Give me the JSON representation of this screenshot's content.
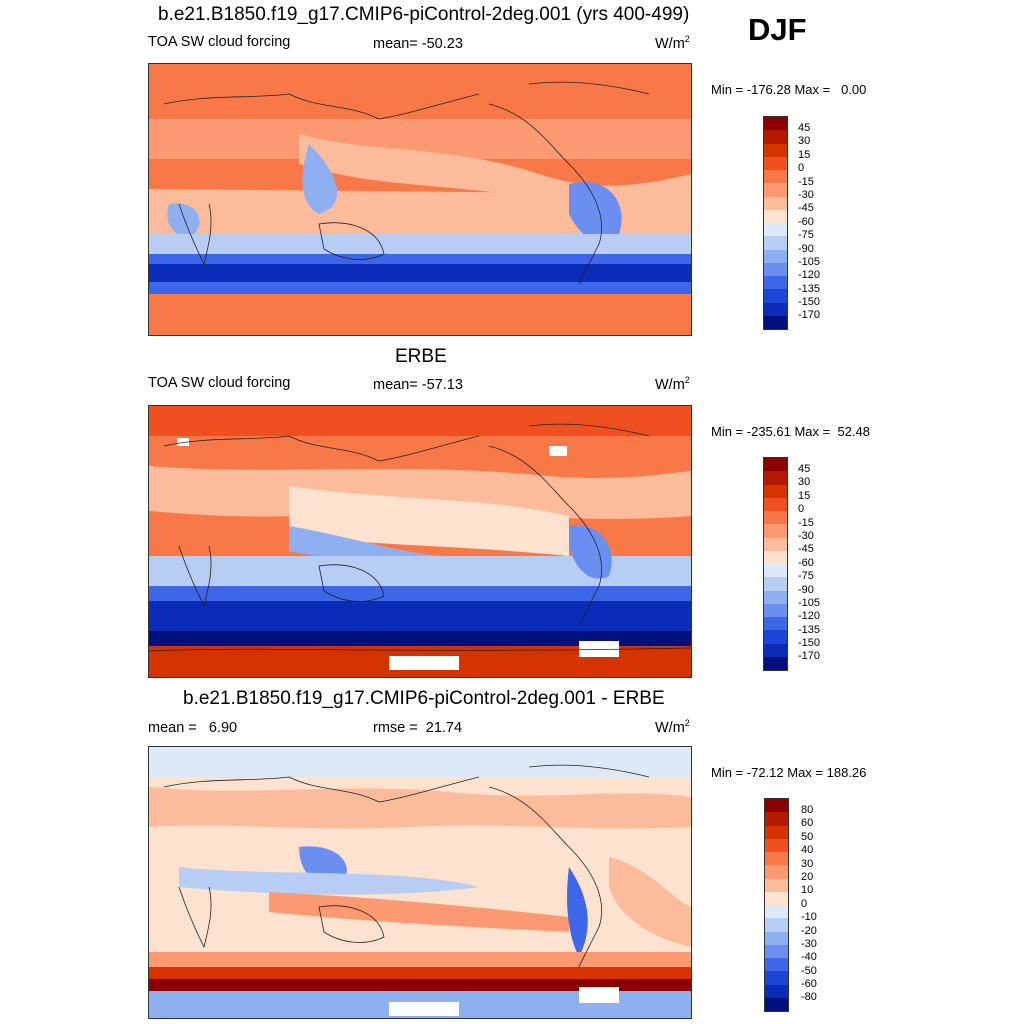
{
  "season": "DJF",
  "panels": [
    {
      "title": "b.e21.B1850.f19_g17.CMIP6-piControl-2deg.001 (yrs 400-499)",
      "left_label": "TOA SW cloud forcing",
      "center_label": "mean= -50.23",
      "units": "W/m",
      "units_sup": "2",
      "minmax": "Min = -176.28 Max =   0.00",
      "legend_ticks": [
        "45",
        "30",
        "15",
        "0",
        "-15",
        "-30",
        "-45",
        "-60",
        "-75",
        "-90",
        "-105",
        "-120",
        "-135",
        "-150",
        "-170"
      ]
    },
    {
      "title": "ERBE",
      "left_label": "TOA SW cloud forcing",
      "center_label": "mean= -57.13",
      "units": "W/m",
      "units_sup": "2",
      "minmax": "Min = -235.61 Max =  52.48",
      "legend_ticks": [
        "45",
        "30",
        "15",
        "0",
        "-15",
        "-30",
        "-45",
        "-60",
        "-75",
        "-90",
        "-105",
        "-120",
        "-135",
        "-150",
        "-170"
      ]
    },
    {
      "title": "b.e21.B1850.f19_g17.CMIP6-piControl-2deg.001 - ERBE",
      "left_label": "mean =   6.90",
      "center_label": "rmse =  21.74",
      "units": "W/m",
      "units_sup": "2",
      "minmax": "Min = -72.12 Max = 188.26",
      "legend_ticks": [
        "80",
        "60",
        "50",
        "40",
        "30",
        "20",
        "10",
        "0",
        "-10",
        "-20",
        "-30",
        "-40",
        "-50",
        "-60",
        "-80"
      ]
    }
  ],
  "colors": {
    "scale": [
      "#8b0000",
      "#b31a00",
      "#d73300",
      "#f05020",
      "#f87848",
      "#fb9a72",
      "#fcbc9c",
      "#fde2d0",
      "#dce9f7",
      "#b7cdf4",
      "#8fb0f0",
      "#6b8ff0",
      "#3d66e8",
      "#1c45d8",
      "#0a2cb8",
      "#02107c"
    ]
  }
}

☆ ☆ ☆ ☆ ☆ ☆ ☆

**Your objective**
Each entry must be retyped word for word, with every image omitted.

**Response for this exercise**
Give me the JSON representation of this screenshot's content.
{
  "season": "DJF",
  "panels": [
    {
      "title": "b.e21.B1850.f19_g17.CMIP6-piControl-2deg.001 (yrs 400-499)",
      "left_label": "TOA SW cloud forcing",
      "center_label": "mean= -50.23",
      "units": "W/m",
      "units_sup": "2",
      "minmax": "Min = -176.28 Max =   0.00",
      "legend_ticks": [
        "45",
        "30",
        "15",
        "0",
        "-15",
        "-30",
        "-45",
        "-60",
        "-75",
        "-90",
        "-105",
        "-120",
        "-135",
        "-150",
        "-170"
      ]
    },
    {
      "title": "ERBE",
      "left_label": "TOA SW cloud forcing",
      "center_label": "mean= -57.13",
      "units": "W/m",
      "units_sup": "2",
      "minmax": "Min = -235.61 Max =  52.48",
      "legend_ticks": [
        "45",
        "30",
        "15",
        "0",
        "-15",
        "-30",
        "-45",
        "-60",
        "-75",
        "-90",
        "-105",
        "-120",
        "-135",
        "-150",
        "-170"
      ]
    },
    {
      "title": "b.e21.B1850.f19_g17.CMIP6-piControl-2deg.001 - ERBE",
      "left_label": "mean =   6.90",
      "center_label": "rmse =  21.74",
      "units": "W/m",
      "units_sup": "2",
      "minmax": "Min = -72.12 Max = 188.26",
      "legend_ticks": [
        "80",
        "60",
        "50",
        "40",
        "30",
        "20",
        "10",
        "0",
        "-10",
        "-20",
        "-30",
        "-40",
        "-50",
        "-60",
        "-80"
      ]
    }
  ],
  "colors": {
    "scale": [
      "#8b0000",
      "#b31a00",
      "#d73300",
      "#f05020",
      "#f87848",
      "#fb9a72",
      "#fcbc9c",
      "#fde2d0",
      "#dce9f7",
      "#b7cdf4",
      "#8fb0f0",
      "#6b8ff0",
      "#3d66e8",
      "#1c45d8",
      "#0a2cb8",
      "#02107c"
    ]
  }
}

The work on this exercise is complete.